Instruction —
Copy out all of the material exactly as presented.

Stored data —
* * *

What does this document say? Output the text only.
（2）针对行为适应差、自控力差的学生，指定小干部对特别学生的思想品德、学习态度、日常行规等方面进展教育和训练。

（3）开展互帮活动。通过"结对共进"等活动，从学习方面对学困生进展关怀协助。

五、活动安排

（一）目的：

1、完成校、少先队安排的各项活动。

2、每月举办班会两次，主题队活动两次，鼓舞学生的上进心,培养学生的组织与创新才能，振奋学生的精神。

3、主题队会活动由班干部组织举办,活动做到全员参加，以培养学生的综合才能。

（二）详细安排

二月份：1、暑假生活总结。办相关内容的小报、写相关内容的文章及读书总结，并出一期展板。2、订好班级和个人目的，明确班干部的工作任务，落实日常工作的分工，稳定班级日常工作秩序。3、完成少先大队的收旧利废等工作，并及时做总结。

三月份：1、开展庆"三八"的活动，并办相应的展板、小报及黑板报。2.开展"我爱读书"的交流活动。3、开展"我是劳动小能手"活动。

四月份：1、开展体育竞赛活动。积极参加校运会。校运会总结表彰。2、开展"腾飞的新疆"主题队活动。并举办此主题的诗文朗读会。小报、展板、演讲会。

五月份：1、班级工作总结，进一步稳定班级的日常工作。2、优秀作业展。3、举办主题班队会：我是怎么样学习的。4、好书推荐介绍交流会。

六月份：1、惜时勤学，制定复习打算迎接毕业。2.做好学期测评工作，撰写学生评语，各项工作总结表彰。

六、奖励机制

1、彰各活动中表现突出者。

* * *

Written answer —
What does this document say? Output the text only.
（2）针对行为适应差、自控力差的学生，指定小干部对特别学生的思想品德、学习态度、日常行规等方面进展教育和训练。

（3）开展互帮活动。通过"结对共进"等活动，从学习方面对学困生进展关怀协助。

五、活动安排

（一）目的：

1、完成校、少先队安排的各项活动。

2、每月举办班会两次，主题队活动两次，鼓舞学生的上进心,培养学生的组织与创新才能，振奋学生的精神。

3、主题队会活动由班干部组织举办,活动做到全员参加，以培养学生的综合才能。

（二）详细安排

二月份：1、暑假生活总结。办相关内容的小报、写相关内容的文章及读书总结，并出一期展板。2、订好班级和个人目的，明确班干部的工作任务，落实日常工作的分工，稳定班级日常工作秩序。3、完成少先大队的收旧利废等工作，并及时做总结。

三月份：1、开展庆"三八"的活动，并办相应的展板、小报及黑板报。2.开展"我爱读书"的交流活动。3、开展"我是劳动小能手"活动。

四月份：1、开展体育竞赛活动。积极参加校运会。校运会总结表彰。2、开展"腾飞的新疆"主题队活动。并举办此主题的诗文朗读会。小报、展板、演讲会。

五月份：1、班级工作总结，进一步稳定班级的日常工作。2、优秀作业展。3、举办主题班队会：我是怎么样学习的。4、好书推荐介绍交流会。

六月份：1、惜时勤学，制定复习打算迎接毕业。2.做好学期测评工作，撰写学生评语，各项工作总结表彰。

六、奖励机制

1、彰各活动中表现突出者。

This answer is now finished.